== Data excerpts ==

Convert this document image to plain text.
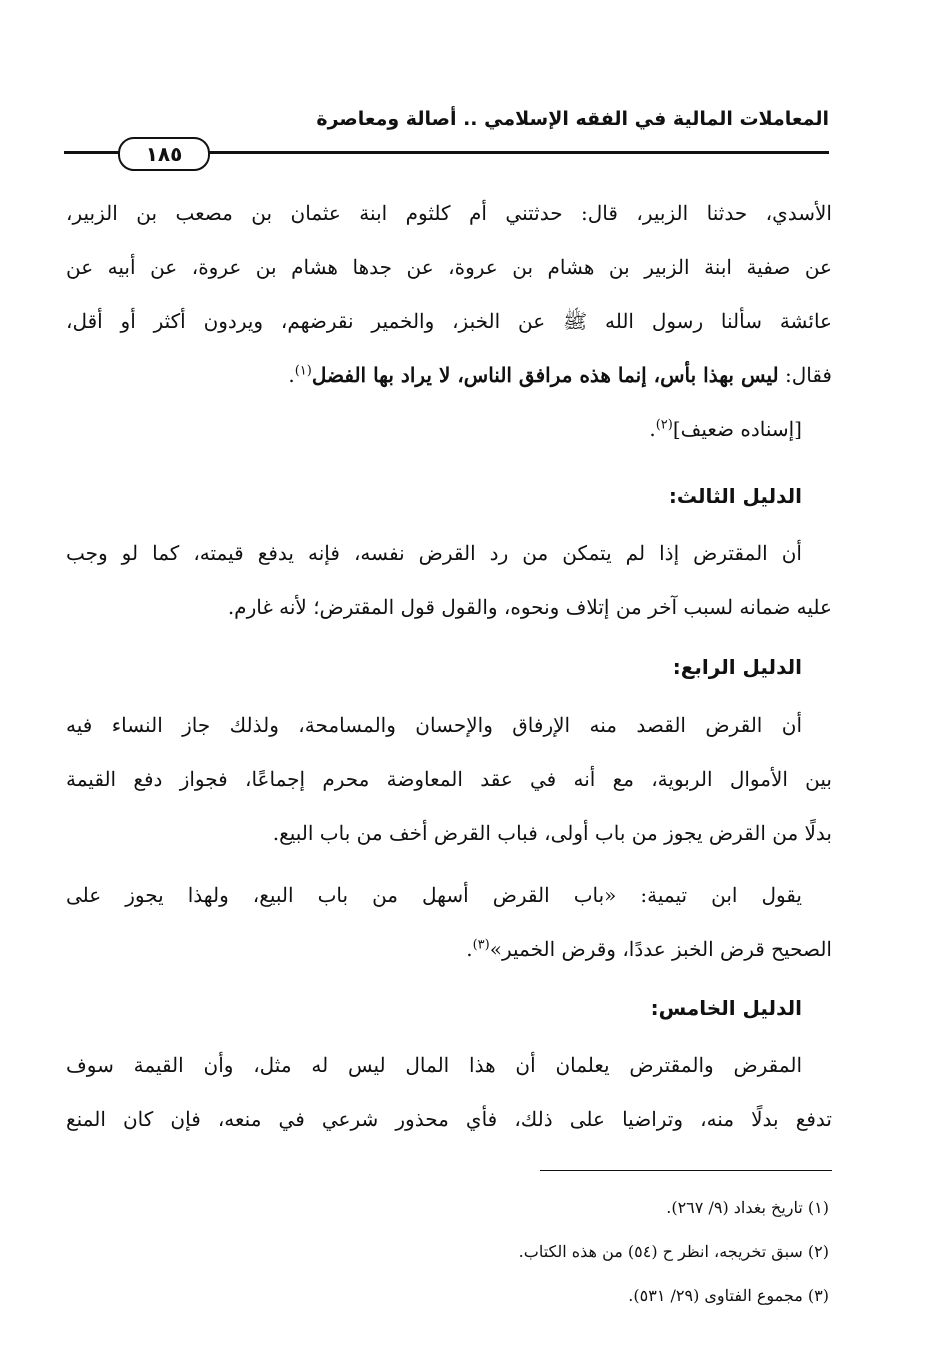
المعاملات المالية في الفقه الإسلامي .. أصالة ومعاصرة
١٨٥
الأسدي، حدثنا الزبير، قال: حدثتني أم كلثوم ابنة عثمان بن مصعب بن الزبير،
عن صفية ابنة الزبير بن هشام بن عروة، عن جدها هشام بن عروة، عن أبيه عن
عائشة سألنا رسول الله ﷺ عن الخبز، والخمير نقرضهم، ويردون أكثر أو أقل،
فقال: ليس بهذا بأس، إنما هذه مرافق الناس، لا يراد بها الفضل$^{(١)}$.
[إسناده ضعيف]$^{(٢)}$.
الدليل الثالث:
أن المقترض إذا لم يتمكن من رد القرض نفسه، فإنه يدفع قيمته، كما لو وجب
عليه ضمانه لسبب آخر من إتلاف ونحوه، والقول قول المقترض؛ لأنه غارم.
الدليل الرابع:
أن القرض القصد منه الإرفاق والإحسان والمسامحة، ولذلك جاز النساء فيه
بين الأموال الربوية، مع أنه في عقد المعاوضة محرم إجماعًا، فجواز دفع القيمة
بدلًا من القرض يجوز من باب أولى، فباب القرض أخف من باب البيع.
يقول ابن تيمية: «باب القرض أسهل من باب البيع، ولهذا يجوز على
الصحيح قرض الخبز عددًا، وقرض الخمير»$^{(٣)}$.
الدليل الخامس:
المقرض والمقترض يعلمان أن هذا المال ليس له مثل، وأن القيمة سوف
تدفع بدلًا منه، وتراضيا على ذلك، فأي محذور شرعي في منعه، فإن كان المنع
(١) تاريخ بغداد (٩/ ٢٦٧).
(٢) سبق تخريجه، انظر ح (٥٤) من هذه الكتاب.
(٣) مجموع الفتاوى (٢٩/ ٥٣١).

===

» **Written exercise**
Gather and copy every line of the data in which the string "الزبير" is found.

» **Task response**
الأسدي، حدثنا الزبير، قال: حدثتني أم كلثوم ابنة عثمان بن مصعب بن الزبير،
عن صفية ابنة الزبير بن هشام بن عروة، عن جدها هشام بن عروة، عن أبيه عن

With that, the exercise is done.